Source records
<<<<

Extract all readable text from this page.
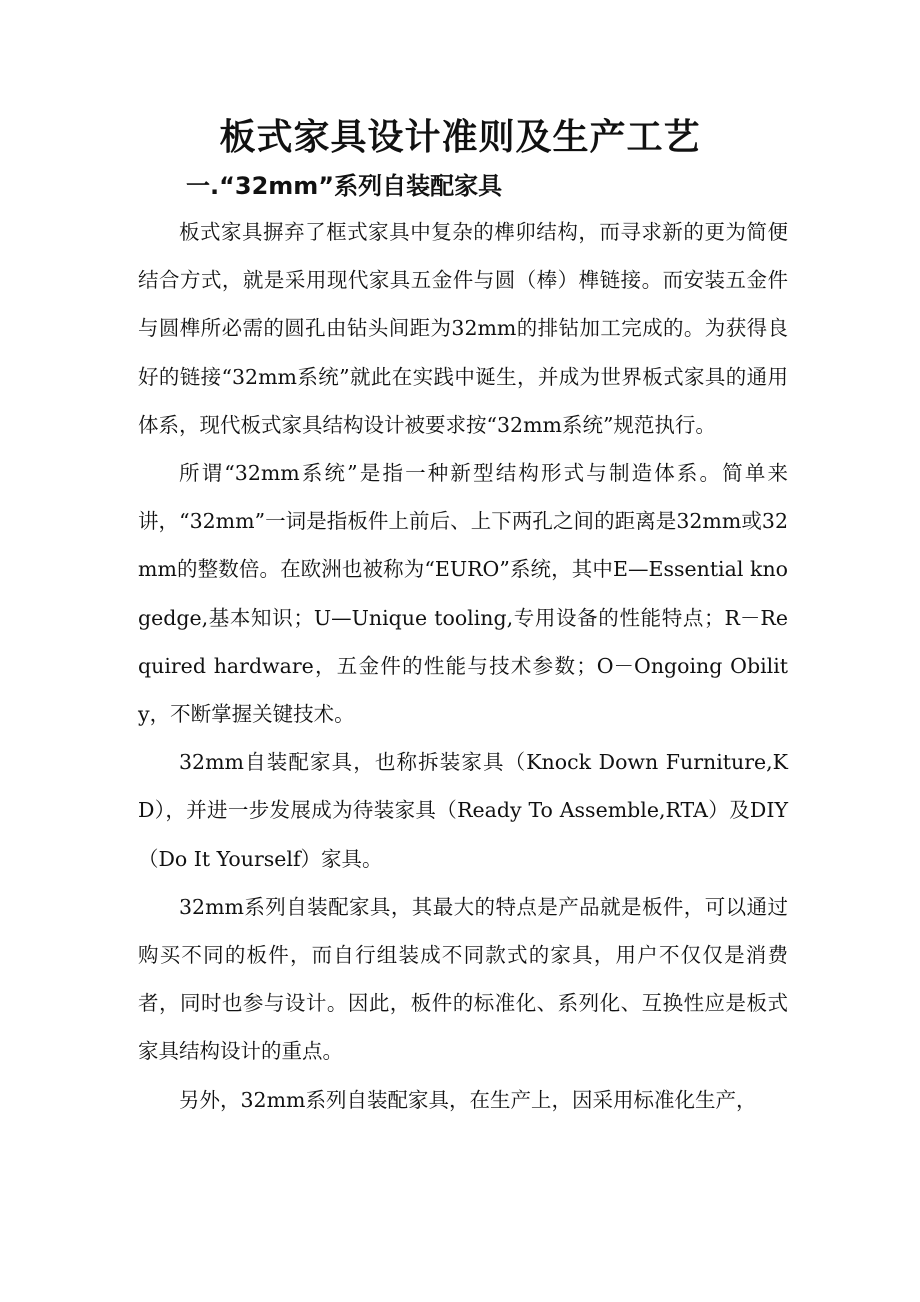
板式家具设计准则及生产工艺
一.“32mm”系列自装配家具

板式家具摒弃了框式家具中复杂的榫卯结构，而寻求新的更为简便结合方式，就是采用现代家具五金件与圆（棒）榫链接。而安装五金件与圆榫所必需的圆孔由钻头间距为32mm的排钻加工完成的。为获得良好的链接“32mm系统”就此在实践中诞生，并成为世界板式家具的通用体系，现代板式家具结构设计被要求按“32mm系统”规范执行。

所谓“32mm系统”是指一种新型结构形式与制造体系。简单来讲，“32mm”一词是指板件上前后、上下两孔之间的距离是32mm或32mm的整数倍。在欧洲也被称为“EURO”系统，其中E—Essential knogedge,基本知识；U—Unique tooling,专用设备的性能特点；R－Required hardware，五金件的性能与技术参数；O－Ongoing Obility，不断掌握关键技术。

32mm自装配家具，也称拆装家具（Knock Down Furniture,KD），并进一步发展成为待装家具（Ready To Assemble,RTA）及DIY（Do It Yourself）家具。

32mm系列自装配家具，其最大的特点是产品就是板件，可以通过购买不同的板件，而自行组装成不同款式的家具，用户不仅仅是消费者，同时也参与设计。因此，板件的标准化、系列化、互换性应是板式家具结构设计的重点。

另外，32mm系列自装配家具，在生产上，因采用标准化生产，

>>>>

Print the records above exactly as they stand, but leave out the pictures.

Extract all readable text from this page.
板式家具设计准则及生产工艺
一.“32mm”系列自装配家具

板式家具摒弃了框式家具中复杂的榫卯结构，而寻求新的更为简便结合方式，就是采用现代家具五金件与圆（棒）榫链接。而安装五金件与圆榫所必需的圆孔由钻头间距为32mm的排钻加工完成的。为获得良好的链接“32mm系统”就此在实践中诞生，并成为世界板式家具的通用体系，现代板式家具结构设计被要求按“32mm系统”规范执行。

所谓“32mm系统”是指一种新型结构形式与制造体系。简单来讲，“32mm”一词是指板件上前后、上下两孔之间的距离是32mm或32mm的整数倍。在欧洲也被称为“EURO”系统，其中E—Essential knogedge,基本知识；U—Unique tooling,专用设备的性能特点；R－Required hardware，五金件的性能与技术参数；O－Ongoing Obility，不断掌握关键技术。

32mm自装配家具，也称拆装家具（Knock Down Furniture,KD），并进一步发展成为待装家具（Ready To Assemble,RTA）及DIY（Do It Yourself）家具。

32mm系列自装配家具，其最大的特点是产品就是板件，可以通过购买不同的板件，而自行组装成不同款式的家具，用户不仅仅是消费者，同时也参与设计。因此，板件的标准化、系列化、互换性应是板式家具结构设计的重点。

另外，32mm系列自装配家具，在生产上，因采用标准化生产，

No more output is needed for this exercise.